- _BRIEF_
Return all lines below containing the word "психічного".

- _INPUT DATA_

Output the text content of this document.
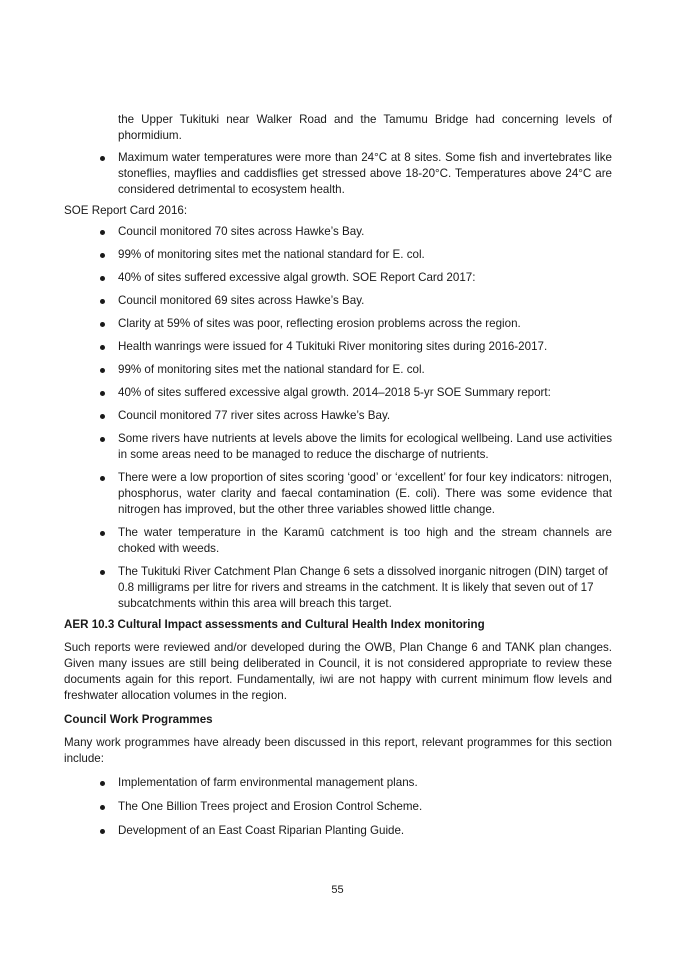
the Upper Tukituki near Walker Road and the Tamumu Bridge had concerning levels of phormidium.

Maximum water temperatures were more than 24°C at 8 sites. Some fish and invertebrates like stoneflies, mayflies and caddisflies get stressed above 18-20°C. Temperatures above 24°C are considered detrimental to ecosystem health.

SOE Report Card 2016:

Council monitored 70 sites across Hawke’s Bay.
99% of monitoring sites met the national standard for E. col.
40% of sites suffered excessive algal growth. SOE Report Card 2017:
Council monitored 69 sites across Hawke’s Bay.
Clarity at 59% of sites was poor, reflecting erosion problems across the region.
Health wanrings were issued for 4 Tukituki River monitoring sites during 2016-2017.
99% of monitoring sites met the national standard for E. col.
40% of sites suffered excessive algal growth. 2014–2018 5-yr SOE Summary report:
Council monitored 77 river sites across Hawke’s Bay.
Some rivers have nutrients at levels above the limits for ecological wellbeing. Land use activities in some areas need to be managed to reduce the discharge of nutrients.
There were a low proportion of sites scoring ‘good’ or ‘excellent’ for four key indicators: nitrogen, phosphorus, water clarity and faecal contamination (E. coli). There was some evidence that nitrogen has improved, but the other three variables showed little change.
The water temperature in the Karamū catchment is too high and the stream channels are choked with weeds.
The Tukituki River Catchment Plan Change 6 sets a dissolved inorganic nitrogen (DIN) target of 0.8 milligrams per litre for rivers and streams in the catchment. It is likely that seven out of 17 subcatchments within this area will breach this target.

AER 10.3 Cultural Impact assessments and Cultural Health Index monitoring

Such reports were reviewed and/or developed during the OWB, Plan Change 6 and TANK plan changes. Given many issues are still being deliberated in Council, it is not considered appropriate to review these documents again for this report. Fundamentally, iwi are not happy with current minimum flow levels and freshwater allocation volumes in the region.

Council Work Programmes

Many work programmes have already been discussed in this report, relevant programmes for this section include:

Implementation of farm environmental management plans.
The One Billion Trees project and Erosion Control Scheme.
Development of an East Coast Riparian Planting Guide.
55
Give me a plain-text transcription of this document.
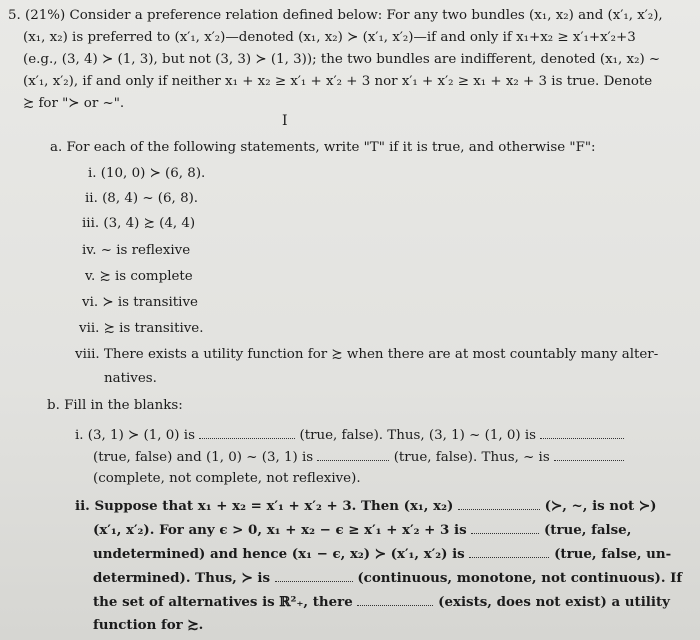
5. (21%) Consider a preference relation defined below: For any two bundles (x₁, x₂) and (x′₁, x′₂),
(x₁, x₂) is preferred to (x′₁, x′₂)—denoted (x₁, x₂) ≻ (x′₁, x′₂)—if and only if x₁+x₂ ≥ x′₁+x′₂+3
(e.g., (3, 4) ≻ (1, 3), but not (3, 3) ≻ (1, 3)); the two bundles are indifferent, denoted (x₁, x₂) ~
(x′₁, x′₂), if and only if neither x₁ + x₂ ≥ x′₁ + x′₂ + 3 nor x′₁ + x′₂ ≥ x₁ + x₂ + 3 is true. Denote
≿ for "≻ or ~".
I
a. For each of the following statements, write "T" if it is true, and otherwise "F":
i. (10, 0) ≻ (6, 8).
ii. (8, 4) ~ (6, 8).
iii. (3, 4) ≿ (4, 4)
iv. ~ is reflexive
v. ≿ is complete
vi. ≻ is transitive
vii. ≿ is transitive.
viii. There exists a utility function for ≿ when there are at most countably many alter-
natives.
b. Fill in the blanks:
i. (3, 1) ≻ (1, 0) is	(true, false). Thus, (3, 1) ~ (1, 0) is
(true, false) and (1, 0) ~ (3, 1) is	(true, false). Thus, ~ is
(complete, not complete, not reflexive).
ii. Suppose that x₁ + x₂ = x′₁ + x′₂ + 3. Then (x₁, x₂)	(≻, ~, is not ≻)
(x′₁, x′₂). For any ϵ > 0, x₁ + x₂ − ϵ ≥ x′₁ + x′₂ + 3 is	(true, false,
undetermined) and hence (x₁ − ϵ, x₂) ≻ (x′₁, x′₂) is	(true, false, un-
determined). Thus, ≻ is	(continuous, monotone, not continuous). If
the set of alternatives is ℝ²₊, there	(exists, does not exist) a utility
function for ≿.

==

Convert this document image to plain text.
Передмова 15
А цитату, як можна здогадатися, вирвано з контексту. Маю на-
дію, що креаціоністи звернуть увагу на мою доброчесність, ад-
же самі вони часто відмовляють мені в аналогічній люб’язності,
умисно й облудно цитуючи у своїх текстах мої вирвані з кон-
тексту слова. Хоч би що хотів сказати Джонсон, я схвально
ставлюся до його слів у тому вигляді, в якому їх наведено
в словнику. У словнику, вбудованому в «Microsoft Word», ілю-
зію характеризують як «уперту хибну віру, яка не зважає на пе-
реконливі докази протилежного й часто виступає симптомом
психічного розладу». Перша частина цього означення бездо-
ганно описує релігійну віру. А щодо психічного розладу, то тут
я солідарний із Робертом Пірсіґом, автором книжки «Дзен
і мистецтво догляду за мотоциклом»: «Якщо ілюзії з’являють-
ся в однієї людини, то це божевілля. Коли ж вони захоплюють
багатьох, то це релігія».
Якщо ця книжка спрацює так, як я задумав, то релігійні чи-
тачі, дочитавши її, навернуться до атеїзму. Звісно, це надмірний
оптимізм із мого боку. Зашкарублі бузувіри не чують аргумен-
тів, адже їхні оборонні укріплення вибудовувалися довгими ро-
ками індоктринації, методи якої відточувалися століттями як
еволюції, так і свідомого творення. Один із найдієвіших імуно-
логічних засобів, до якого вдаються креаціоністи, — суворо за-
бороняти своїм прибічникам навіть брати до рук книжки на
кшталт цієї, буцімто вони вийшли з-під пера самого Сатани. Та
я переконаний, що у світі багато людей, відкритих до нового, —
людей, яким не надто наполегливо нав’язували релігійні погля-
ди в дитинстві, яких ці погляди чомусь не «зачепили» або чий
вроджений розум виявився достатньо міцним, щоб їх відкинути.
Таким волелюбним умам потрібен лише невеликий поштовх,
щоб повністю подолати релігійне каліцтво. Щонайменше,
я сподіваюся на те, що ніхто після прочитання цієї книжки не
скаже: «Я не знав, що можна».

- _OUTPUT BELOW_
психічного розладу». Перша частина цього означення бездо-
ганно описує релігійну віру. А щодо психічного розладу, то тут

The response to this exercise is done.